### Input data
◆ ◆ ◆ ◆
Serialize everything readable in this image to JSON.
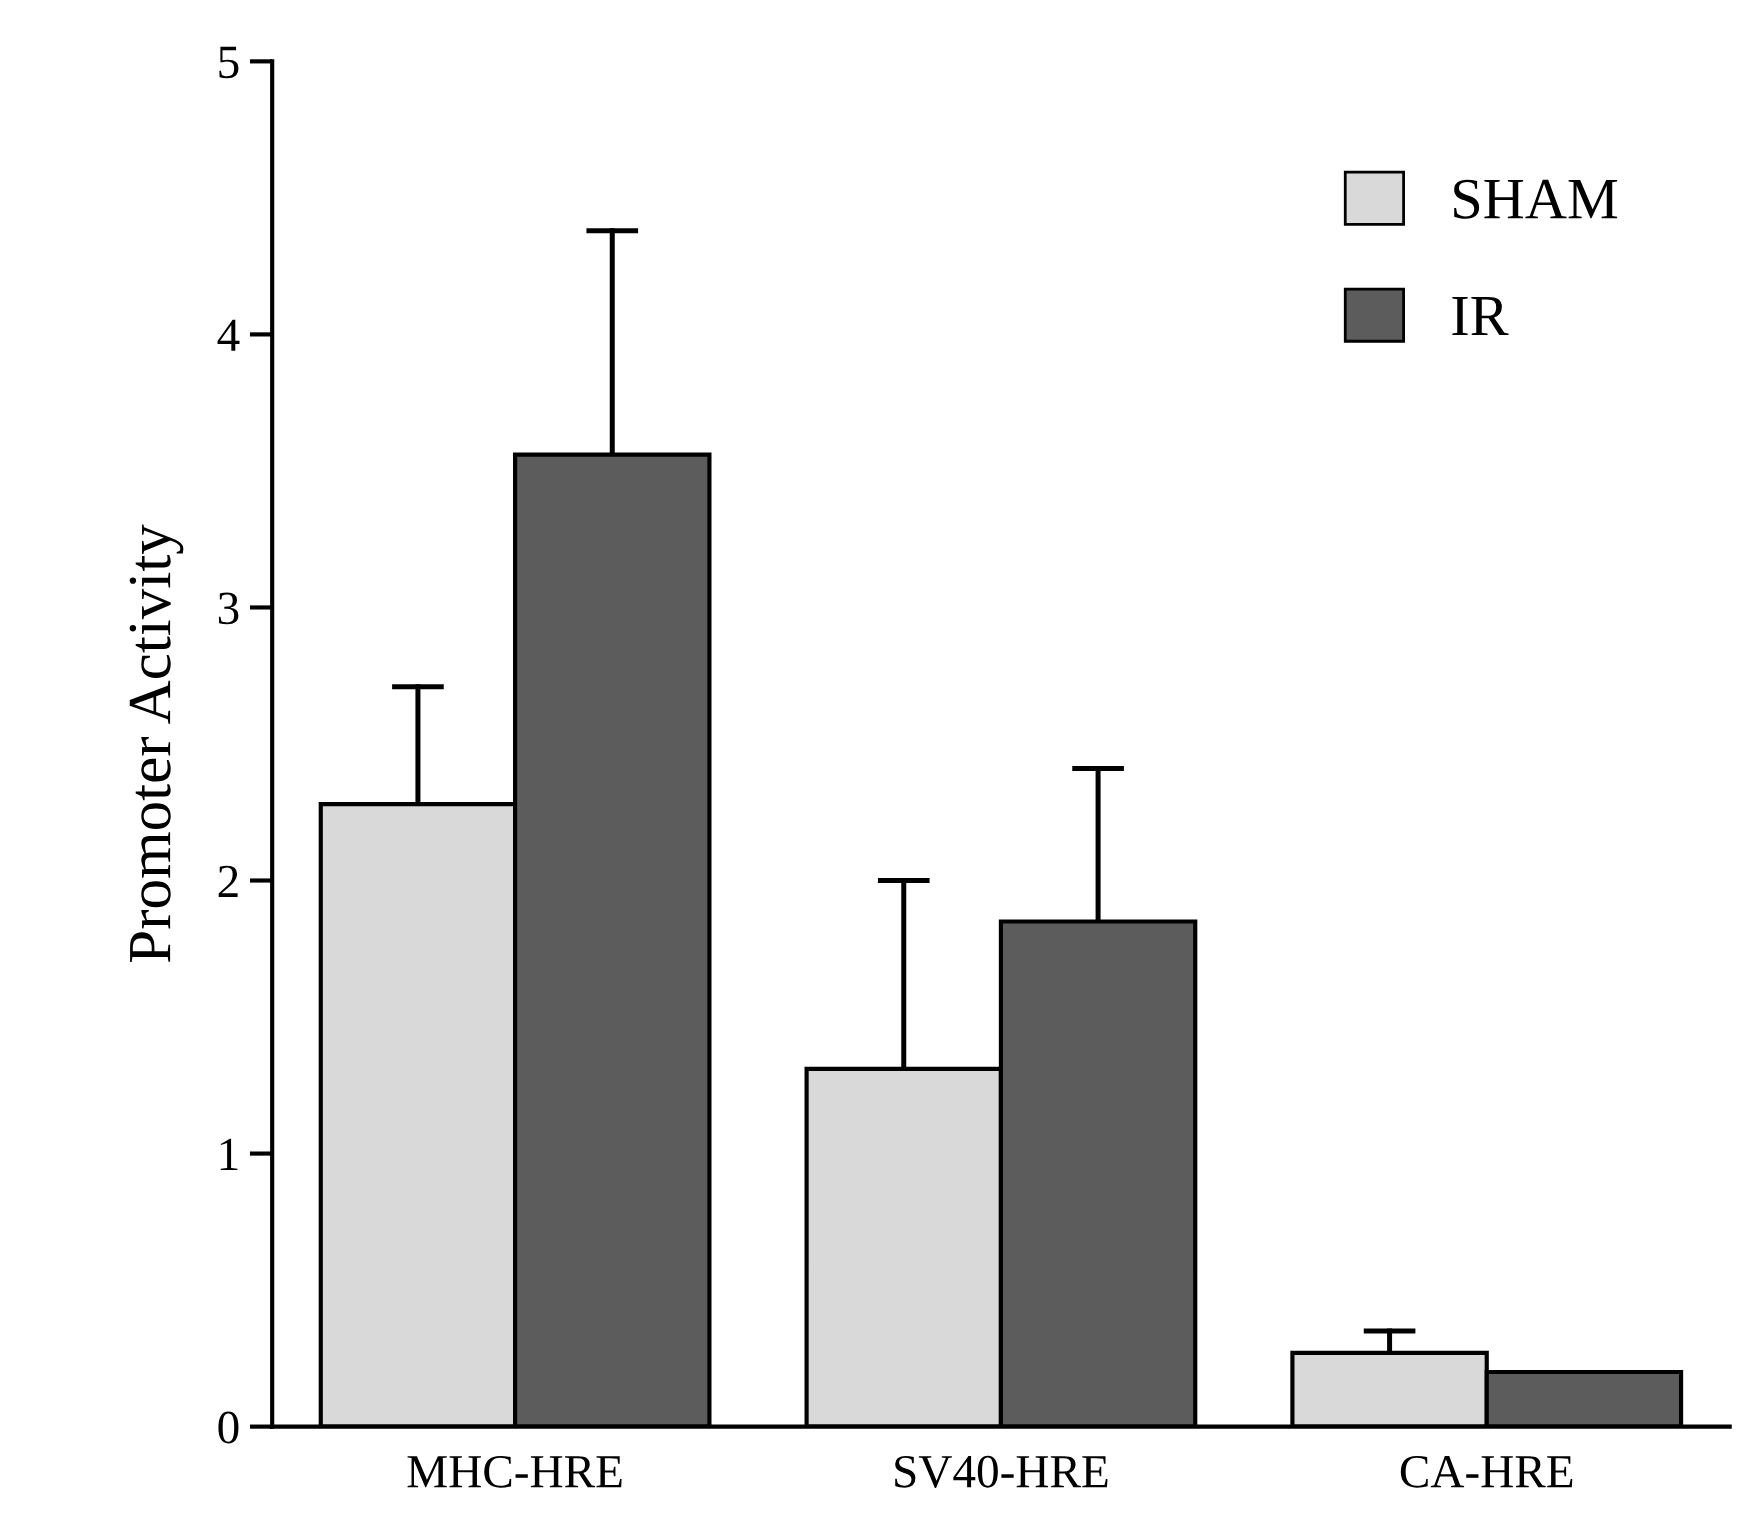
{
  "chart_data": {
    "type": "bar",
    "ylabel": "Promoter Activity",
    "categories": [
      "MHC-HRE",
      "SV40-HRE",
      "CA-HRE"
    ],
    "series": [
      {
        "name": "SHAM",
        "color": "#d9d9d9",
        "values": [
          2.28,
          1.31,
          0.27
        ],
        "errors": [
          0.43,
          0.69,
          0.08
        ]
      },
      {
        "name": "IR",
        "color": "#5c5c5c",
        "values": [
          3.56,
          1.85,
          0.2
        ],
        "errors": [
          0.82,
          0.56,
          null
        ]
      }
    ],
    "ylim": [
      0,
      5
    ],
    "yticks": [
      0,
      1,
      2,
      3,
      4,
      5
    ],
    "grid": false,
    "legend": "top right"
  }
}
◆ ◆ ◆ ◆
### Stated task
Set down all the data again exactly as above, pictures excluded.

### Exercise response
Serialize everything readable in this image to JSON.
{
  "chart_data": {
    "type": "bar",
    "ylabel": "Promoter Activity",
    "categories": [
      "MHC-HRE",
      "SV40-HRE",
      "CA-HRE"
    ],
    "series": [
      {
        "name": "SHAM",
        "color": "#d9d9d9",
        "values": [
          2.28,
          1.31,
          0.27
        ],
        "errors": [
          0.43,
          0.69,
          0.08
        ]
      },
      {
        "name": "IR",
        "color": "#5c5c5c",
        "values": [
          3.56,
          1.85,
          0.2
        ],
        "errors": [
          0.82,
          0.56,
          null
        ]
      }
    ],
    "ylim": [
      0,
      5
    ],
    "yticks": [
      0,
      1,
      2,
      3,
      4,
      5
    ],
    "grid": false,
    "legend": "top right"
  }
}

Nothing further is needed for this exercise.